### Records supplied:

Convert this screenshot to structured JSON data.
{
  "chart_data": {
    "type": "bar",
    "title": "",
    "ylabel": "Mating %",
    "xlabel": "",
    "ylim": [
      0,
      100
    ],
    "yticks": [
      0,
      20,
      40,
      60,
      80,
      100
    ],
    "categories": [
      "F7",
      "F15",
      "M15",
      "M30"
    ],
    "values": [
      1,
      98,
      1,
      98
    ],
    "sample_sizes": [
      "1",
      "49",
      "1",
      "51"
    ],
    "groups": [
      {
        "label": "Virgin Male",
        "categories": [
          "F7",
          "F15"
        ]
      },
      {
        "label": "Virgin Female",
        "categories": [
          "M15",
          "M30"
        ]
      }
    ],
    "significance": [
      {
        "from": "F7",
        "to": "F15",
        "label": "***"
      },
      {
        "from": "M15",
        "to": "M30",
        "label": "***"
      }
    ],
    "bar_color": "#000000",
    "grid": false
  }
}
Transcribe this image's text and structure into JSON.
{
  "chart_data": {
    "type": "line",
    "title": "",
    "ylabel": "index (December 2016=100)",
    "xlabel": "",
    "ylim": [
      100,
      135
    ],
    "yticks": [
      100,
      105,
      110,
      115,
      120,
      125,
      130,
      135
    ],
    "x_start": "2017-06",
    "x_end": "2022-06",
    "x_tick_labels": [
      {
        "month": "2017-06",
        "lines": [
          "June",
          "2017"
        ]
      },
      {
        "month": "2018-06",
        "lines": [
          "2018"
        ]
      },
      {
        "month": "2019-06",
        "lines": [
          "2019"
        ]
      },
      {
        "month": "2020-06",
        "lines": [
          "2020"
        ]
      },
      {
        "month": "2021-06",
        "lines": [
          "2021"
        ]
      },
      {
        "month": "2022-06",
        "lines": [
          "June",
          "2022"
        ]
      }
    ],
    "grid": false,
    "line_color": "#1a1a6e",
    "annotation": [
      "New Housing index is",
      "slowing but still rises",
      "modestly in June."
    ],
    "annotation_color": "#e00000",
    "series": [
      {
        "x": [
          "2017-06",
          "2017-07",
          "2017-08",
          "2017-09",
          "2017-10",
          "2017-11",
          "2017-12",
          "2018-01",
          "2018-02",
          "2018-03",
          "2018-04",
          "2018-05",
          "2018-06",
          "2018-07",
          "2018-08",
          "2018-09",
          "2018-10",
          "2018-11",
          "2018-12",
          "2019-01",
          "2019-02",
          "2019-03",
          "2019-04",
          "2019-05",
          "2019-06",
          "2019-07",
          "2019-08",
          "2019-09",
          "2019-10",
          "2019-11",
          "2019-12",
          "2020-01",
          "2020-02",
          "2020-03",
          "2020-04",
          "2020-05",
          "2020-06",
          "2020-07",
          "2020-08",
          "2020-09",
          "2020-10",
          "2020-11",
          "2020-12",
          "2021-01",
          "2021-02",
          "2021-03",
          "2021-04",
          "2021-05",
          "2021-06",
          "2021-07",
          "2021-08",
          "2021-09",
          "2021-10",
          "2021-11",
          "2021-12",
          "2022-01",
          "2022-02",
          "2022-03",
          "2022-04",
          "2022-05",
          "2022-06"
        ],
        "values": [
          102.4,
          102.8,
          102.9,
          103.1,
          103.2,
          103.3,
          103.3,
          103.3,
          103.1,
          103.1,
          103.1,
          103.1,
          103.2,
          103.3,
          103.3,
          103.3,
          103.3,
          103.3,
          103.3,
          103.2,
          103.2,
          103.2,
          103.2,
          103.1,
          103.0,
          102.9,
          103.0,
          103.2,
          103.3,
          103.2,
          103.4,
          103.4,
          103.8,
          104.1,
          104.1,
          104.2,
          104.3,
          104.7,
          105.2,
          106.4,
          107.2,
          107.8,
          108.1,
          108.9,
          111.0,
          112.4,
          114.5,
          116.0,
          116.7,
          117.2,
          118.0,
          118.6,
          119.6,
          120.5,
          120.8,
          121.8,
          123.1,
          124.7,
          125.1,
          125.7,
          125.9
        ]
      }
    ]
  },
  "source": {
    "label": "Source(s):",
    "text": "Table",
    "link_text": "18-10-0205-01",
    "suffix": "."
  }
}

### Short task:
Copy the data above in full, character for character.

### Output below:
Convert this screenshot to structured JSON data.
{
  "chart_data": {
    "type": "bar",
    "title": "",
    "ylabel": "Mating %",
    "xlabel": "",
    "ylim": [
      0,
      100
    ],
    "yticks": [
      0,
      20,
      40,
      60,
      80,
      100
    ],
    "categories": [
      "F7",
      "F15",
      "M15",
      "M30"
    ],
    "values": [
      1,
      98,
      1,
      98
    ],
    "sample_sizes": [
      "1",
      "49",
      "1",
      "51"
    ],
    "groups": [
      {
        "label": "Virgin Male",
        "categories": [
          "F7",
          "F15"
        ]
      },
      {
        "label": "Virgin Female",
        "categories": [
          "M15",
          "M30"
        ]
      }
    ],
    "significance": [
      {
        "from": "F7",
        "to": "F15",
        "label": "***"
      },
      {
        "from": "M15",
        "to": "M30",
        "label": "***"
      }
    ],
    "bar_color": "#000000",
    "grid": false
  }
}
Transcribe this image's text and structure into JSON.
{
  "chart_data": {
    "type": "line",
    "title": "",
    "ylabel": "index (December 2016=100)",
    "xlabel": "",
    "ylim": [
      100,
      135
    ],
    "yticks": [
      100,
      105,
      110,
      115,
      120,
      125,
      130,
      135
    ],
    "x_start": "2017-06",
    "x_end": "2022-06",
    "x_tick_labels": [
      {
        "month": "2017-06",
        "lines": [
          "June",
          "2017"
        ]
      },
      {
        "month": "2018-06",
        "lines": [
          "2018"
        ]
      },
      {
        "month": "2019-06",
        "lines": [
          "2019"
        ]
      },
      {
        "month": "2020-06",
        "lines": [
          "2020"
        ]
      },
      {
        "month": "2021-06",
        "lines": [
          "2021"
        ]
      },
      {
        "month": "2022-06",
        "lines": [
          "June",
          "2022"
        ]
      }
    ],
    "grid": false,
    "line_color": "#1a1a6e",
    "annotation": [
      "New Housing index is",
      "slowing but still rises",
      "modestly in June."
    ],
    "annotation_color": "#e00000",
    "series": [
      {
        "x": [
          "2017-06",
          "2017-07",
          "2017-08",
          "2017-09",
          "2017-10",
          "2017-11",
          "2017-12",
          "2018-01",
          "2018-02",
          "2018-03",
          "2018-04",
          "2018-05",
          "2018-06",
          "2018-07",
          "2018-08",
          "2018-09",
          "2018-10",
          "2018-11",
          "2018-12",
          "2019-01",
          "2019-02",
          "2019-03",
          "2019-04",
          "2019-05",
          "2019-06",
          "2019-07",
          "2019-08",
          "2019-09",
          "2019-10",
          "2019-11",
          "2019-12",
          "2020-01",
          "2020-02",
          "2020-03",
          "2020-04",
          "2020-05",
          "2020-06",
          "2020-07",
          "2020-08",
          "2020-09",
          "2020-10",
          "2020-11",
          "2020-12",
          "2021-01",
          "2021-02",
          "2021-03",
          "2021-04",
          "2021-05",
          "2021-06",
          "2021-07",
          "2021-08",
          "2021-09",
          "2021-10",
          "2021-11",
          "2021-12",
          "2022-01",
          "2022-02",
          "2022-03",
          "2022-04",
          "2022-05",
          "2022-06"
        ],
        "values": [
          102.4,
          102.8,
          102.9,
          103.1,
          103.2,
          103.3,
          103.3,
          103.3,
          103.1,
          103.1,
          103.1,
          103.1,
          103.2,
          103.3,
          103.3,
          103.3,
          103.3,
          103.3,
          103.3,
          103.2,
          103.2,
          103.2,
          103.2,
          103.1,
          103.0,
          102.9,
          103.0,
          103.2,
          103.3,
          103.2,
          103.4,
          103.4,
          103.8,
          104.1,
          104.1,
          104.2,
          104.3,
          104.7,
          105.2,
          106.4,
          107.2,
          107.8,
          108.1,
          108.9,
          111.0,
          112.4,
          114.5,
          116.0,
          116.7,
          117.2,
          118.0,
          118.6,
          119.6,
          120.5,
          120.8,
          121.8,
          123.1,
          124.7,
          125.1,
          125.7,
          125.9
        ]
      }
    ]
  },
  "source": {
    "label": "Source(s):",
    "text": "Table",
    "link_text": "18-10-0205-01",
    "suffix": "."
  }
}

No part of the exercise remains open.